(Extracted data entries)
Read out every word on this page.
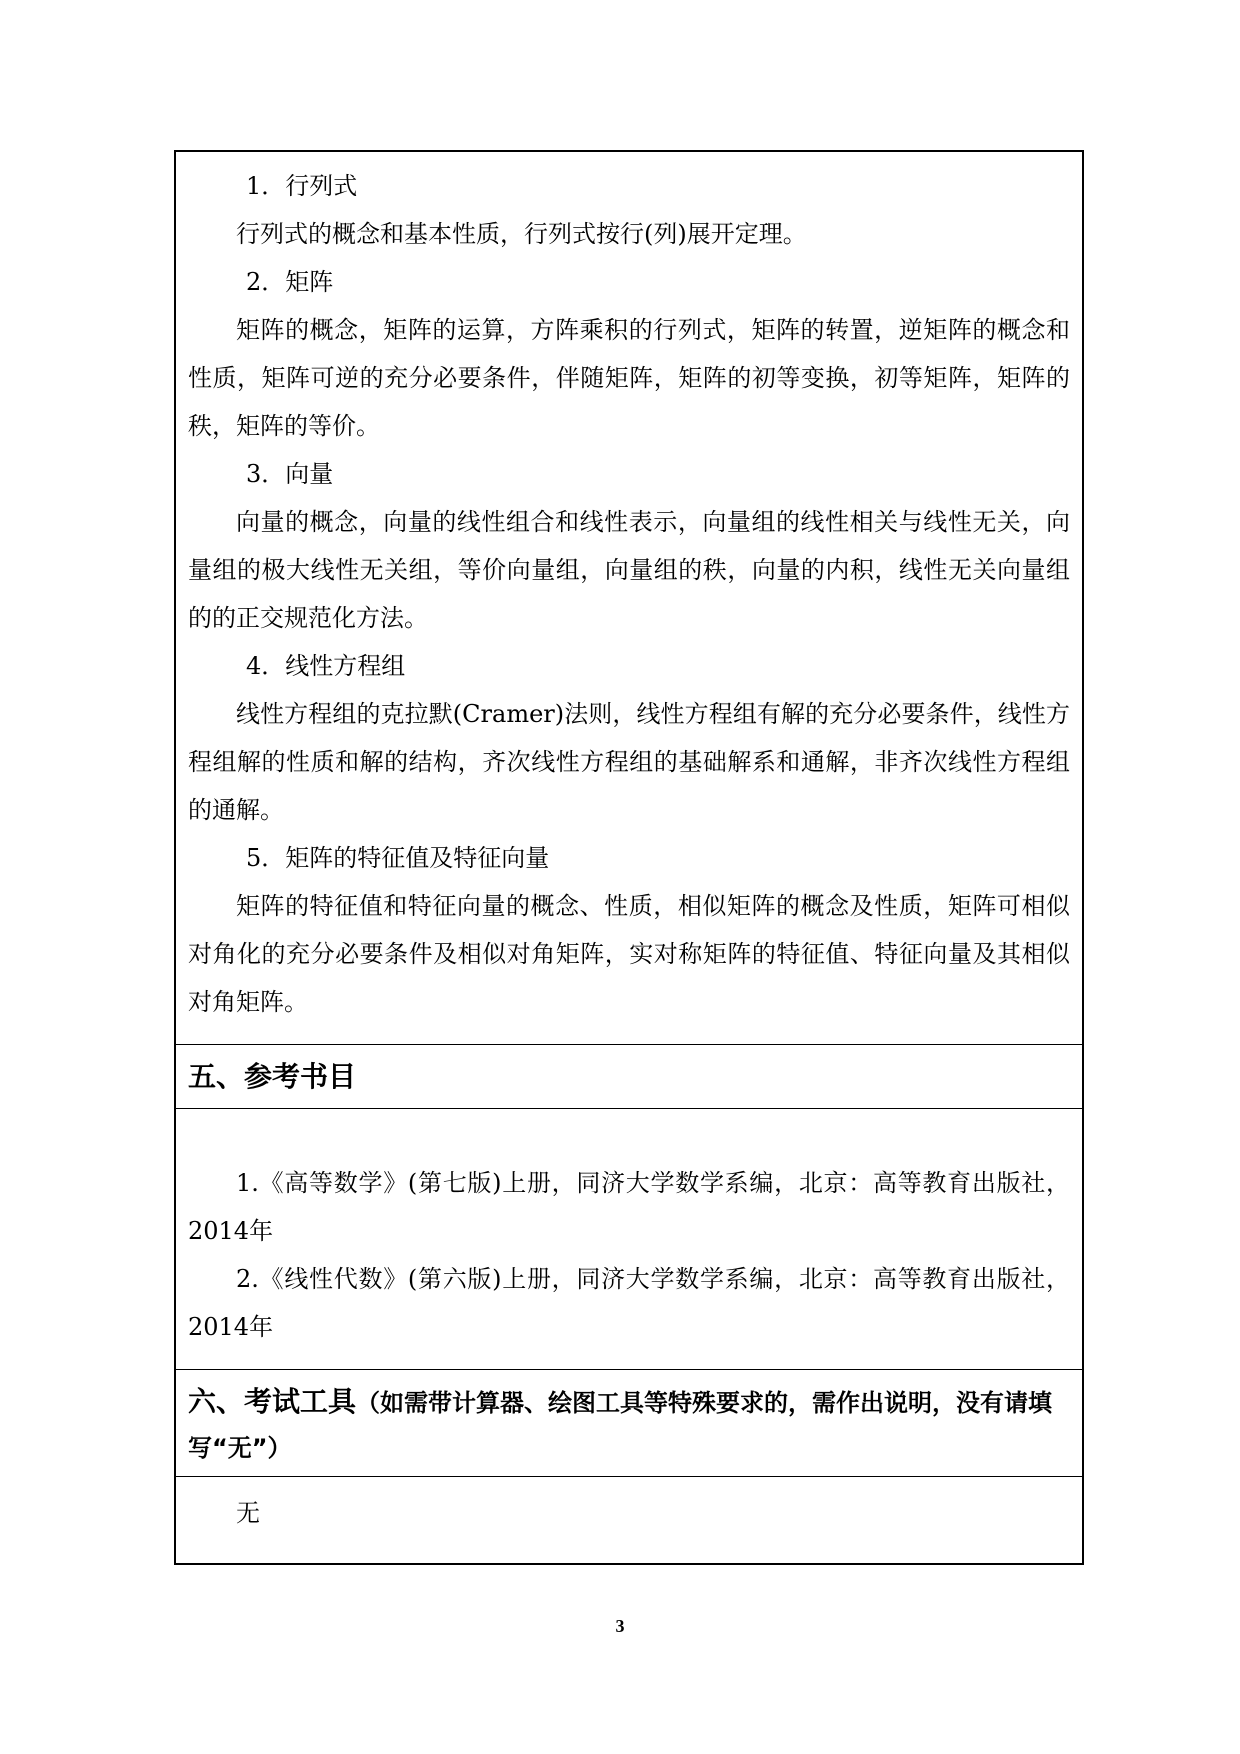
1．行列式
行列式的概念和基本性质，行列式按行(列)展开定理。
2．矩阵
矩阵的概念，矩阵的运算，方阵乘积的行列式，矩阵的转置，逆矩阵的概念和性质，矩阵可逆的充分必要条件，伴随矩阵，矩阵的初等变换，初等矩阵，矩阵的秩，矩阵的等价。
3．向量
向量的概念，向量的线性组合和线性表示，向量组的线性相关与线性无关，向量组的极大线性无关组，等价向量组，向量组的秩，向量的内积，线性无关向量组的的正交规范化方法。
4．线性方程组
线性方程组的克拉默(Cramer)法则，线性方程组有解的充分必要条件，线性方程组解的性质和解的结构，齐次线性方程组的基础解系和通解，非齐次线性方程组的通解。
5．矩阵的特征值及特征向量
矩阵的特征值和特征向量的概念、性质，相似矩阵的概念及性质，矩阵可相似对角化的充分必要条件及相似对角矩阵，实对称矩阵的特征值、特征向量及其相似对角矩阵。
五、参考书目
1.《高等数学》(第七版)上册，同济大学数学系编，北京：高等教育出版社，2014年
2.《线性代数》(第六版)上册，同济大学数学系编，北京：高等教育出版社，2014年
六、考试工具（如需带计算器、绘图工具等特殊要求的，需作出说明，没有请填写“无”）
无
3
...
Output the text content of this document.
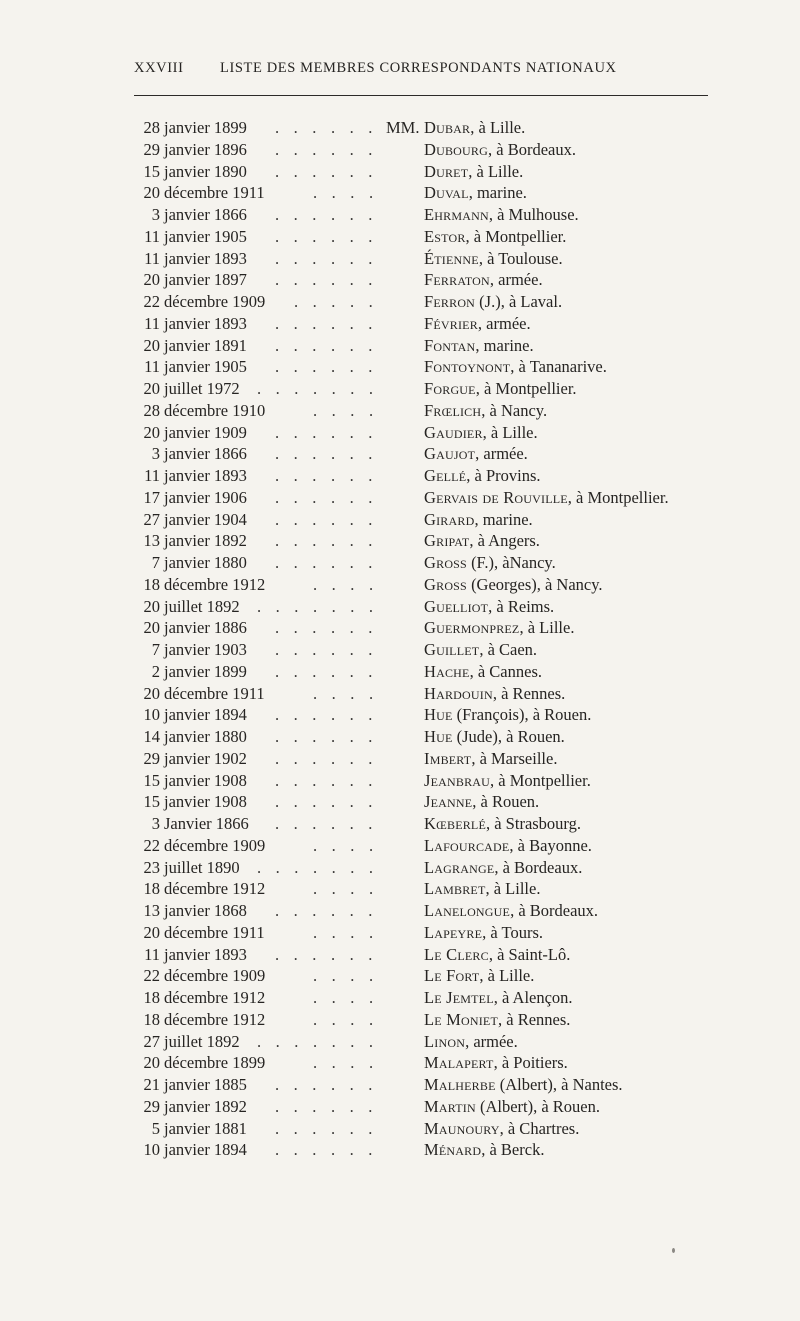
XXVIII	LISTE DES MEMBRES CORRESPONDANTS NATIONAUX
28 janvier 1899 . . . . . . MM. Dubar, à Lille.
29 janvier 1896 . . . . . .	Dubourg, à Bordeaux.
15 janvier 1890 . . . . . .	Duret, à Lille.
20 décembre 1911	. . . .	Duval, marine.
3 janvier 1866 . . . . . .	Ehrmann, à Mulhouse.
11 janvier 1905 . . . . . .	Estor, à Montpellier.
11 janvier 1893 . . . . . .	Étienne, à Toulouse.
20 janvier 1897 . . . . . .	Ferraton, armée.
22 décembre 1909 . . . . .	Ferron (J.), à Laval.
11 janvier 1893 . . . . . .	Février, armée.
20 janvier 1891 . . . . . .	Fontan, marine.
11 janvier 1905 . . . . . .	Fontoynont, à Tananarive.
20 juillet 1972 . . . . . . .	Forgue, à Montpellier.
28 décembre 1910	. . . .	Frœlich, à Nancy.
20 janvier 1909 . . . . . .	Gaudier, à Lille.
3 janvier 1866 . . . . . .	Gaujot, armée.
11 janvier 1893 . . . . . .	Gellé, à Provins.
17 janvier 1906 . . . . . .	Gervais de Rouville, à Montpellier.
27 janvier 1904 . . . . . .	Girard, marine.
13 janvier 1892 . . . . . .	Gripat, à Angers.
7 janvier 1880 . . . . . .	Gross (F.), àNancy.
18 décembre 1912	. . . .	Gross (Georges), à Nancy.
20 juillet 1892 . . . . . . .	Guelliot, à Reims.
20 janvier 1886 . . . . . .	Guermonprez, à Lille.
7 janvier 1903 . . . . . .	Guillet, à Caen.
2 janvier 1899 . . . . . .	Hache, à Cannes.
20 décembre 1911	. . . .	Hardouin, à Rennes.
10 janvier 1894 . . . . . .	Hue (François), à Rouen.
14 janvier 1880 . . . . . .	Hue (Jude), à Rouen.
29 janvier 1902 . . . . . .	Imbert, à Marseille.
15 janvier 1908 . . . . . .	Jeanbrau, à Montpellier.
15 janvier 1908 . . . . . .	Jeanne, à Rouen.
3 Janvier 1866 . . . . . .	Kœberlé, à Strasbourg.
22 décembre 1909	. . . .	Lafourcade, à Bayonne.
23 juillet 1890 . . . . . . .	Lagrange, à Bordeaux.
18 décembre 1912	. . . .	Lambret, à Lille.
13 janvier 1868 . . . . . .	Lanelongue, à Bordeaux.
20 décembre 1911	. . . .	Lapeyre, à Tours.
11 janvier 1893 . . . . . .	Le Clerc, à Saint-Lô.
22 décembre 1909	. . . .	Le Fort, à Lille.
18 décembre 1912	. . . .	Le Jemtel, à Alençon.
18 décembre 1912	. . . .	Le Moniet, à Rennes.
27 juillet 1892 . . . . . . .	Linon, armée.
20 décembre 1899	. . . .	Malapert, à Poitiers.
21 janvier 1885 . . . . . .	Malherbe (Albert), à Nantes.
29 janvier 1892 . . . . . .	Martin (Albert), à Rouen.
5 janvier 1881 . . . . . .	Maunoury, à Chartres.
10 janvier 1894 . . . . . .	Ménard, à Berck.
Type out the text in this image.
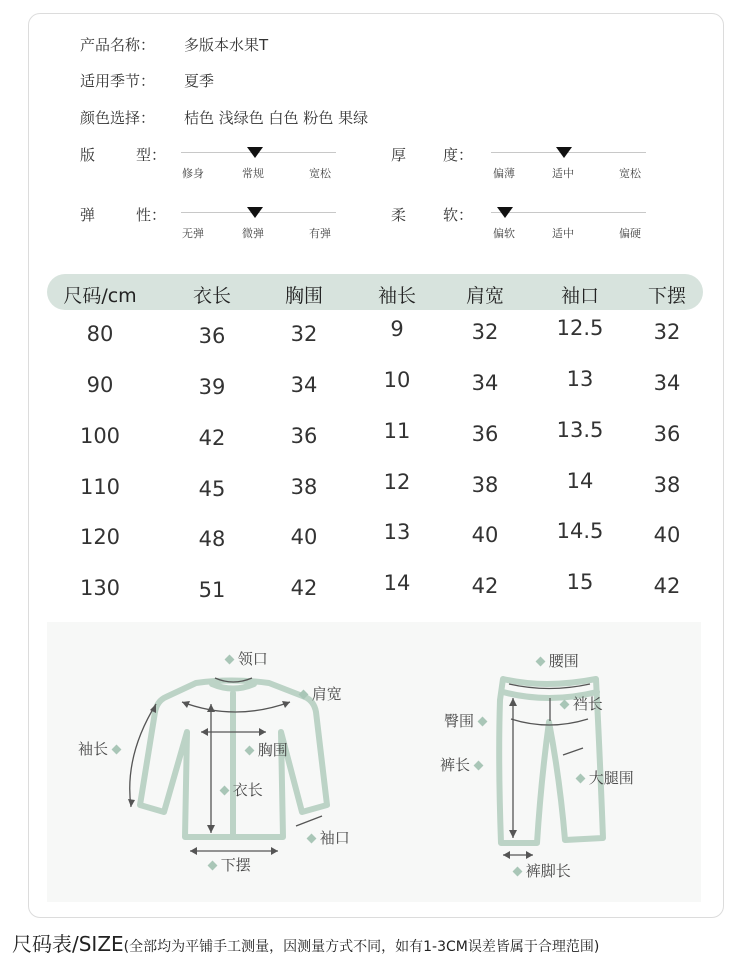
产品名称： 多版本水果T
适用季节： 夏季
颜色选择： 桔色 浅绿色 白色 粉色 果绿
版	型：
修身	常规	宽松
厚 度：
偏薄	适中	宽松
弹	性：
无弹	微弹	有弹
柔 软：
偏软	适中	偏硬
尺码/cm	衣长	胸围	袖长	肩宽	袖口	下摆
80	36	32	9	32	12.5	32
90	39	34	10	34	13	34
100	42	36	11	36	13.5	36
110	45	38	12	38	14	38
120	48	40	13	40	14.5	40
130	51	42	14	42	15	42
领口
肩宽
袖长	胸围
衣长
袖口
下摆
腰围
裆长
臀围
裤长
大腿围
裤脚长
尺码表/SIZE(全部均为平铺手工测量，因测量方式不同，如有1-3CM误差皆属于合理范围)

◆ **WHAT IS NEEDED**
Pick out every line holding the string "Gross" and return it.

◆ **SOLUTION FOR THIS EXERCISE**
7 janvier 1880 . . . . . .	Gross (F.), àNancy.
18 décembre 1912	. . . .	Gross (Georges), à Nancy.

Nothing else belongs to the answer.